-------- EXCERPTED TEXT --------
The rotator cuff is a network of 4 muscles and several tendons around your shoulder joint. Its purpose is to hold your upper arm bone (the humerus) in place and enable you to rotate your arm.
Rotator cuff injury occurs when there is inflammation and swelling of this network.
A rotator cuff tear is a tear in the muscles or tendons that form the rotator cuff. It is one of the most common causes of shoulder pain.
Types of rotator cuff injury
There are 3 common types of rotator cuff injury:
Rotator cuff tendonitis
Rotator cuff impingement syndrome
Rotator cuff tears
What are the symptoms of rotator cuff injury?
You may be experiencing some form of rotator cuff injury if your shoulder pain is affecting your ability to perform certain activities or limiting your range of motion, such as reaching overhead or behind your back.
--------
TASK LIST -
A: List the common types of rotator cuff injury named in the text on rotator cuff injury.
B: According to the text on rotator cuff injury, which bone does the rotator cuff hold in place?
C: Repeat the stretch of the text on rotator cuff injury from "The rotator cuff is" through "of shoulder pain.".
The entries after this point are separate material, unrelated to the text on rotator cuff injury.
-------- MATERIAL SUPPLIED --------
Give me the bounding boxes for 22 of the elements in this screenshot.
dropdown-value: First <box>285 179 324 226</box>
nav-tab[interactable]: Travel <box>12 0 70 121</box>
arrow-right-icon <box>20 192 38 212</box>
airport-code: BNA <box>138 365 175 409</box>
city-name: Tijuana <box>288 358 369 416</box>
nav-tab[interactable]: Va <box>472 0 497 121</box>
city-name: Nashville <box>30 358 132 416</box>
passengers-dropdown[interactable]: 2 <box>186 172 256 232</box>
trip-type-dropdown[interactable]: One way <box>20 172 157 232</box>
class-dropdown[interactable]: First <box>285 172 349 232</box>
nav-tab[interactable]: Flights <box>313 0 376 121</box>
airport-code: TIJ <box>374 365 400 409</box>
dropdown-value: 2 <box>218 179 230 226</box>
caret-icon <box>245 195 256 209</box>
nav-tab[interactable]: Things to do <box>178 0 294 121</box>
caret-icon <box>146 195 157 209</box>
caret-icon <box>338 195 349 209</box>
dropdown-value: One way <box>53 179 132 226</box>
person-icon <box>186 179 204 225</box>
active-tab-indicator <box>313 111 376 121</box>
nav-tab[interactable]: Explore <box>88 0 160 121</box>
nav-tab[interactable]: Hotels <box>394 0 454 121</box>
--------
TASK ANSWERS -
A:
Rotator cuff tendonitis
Rotator cuff impingement syndrome
Rotator cuff tears

B: The upper arm bone, the humerus.

C:
The rotator cuff is a network of 4 muscles and several tendons around your shoulder joint. Its purpose is to hold your upper arm bone (the humerus) in place and enable you to rotate your arm.
Rotator cuff injury occurs when there is inflammation and swelling of this network.
A rotator cuff tear is a tear in the muscles or tendons that form the rotator cuff. It is one of the most common causes of shoulder pain.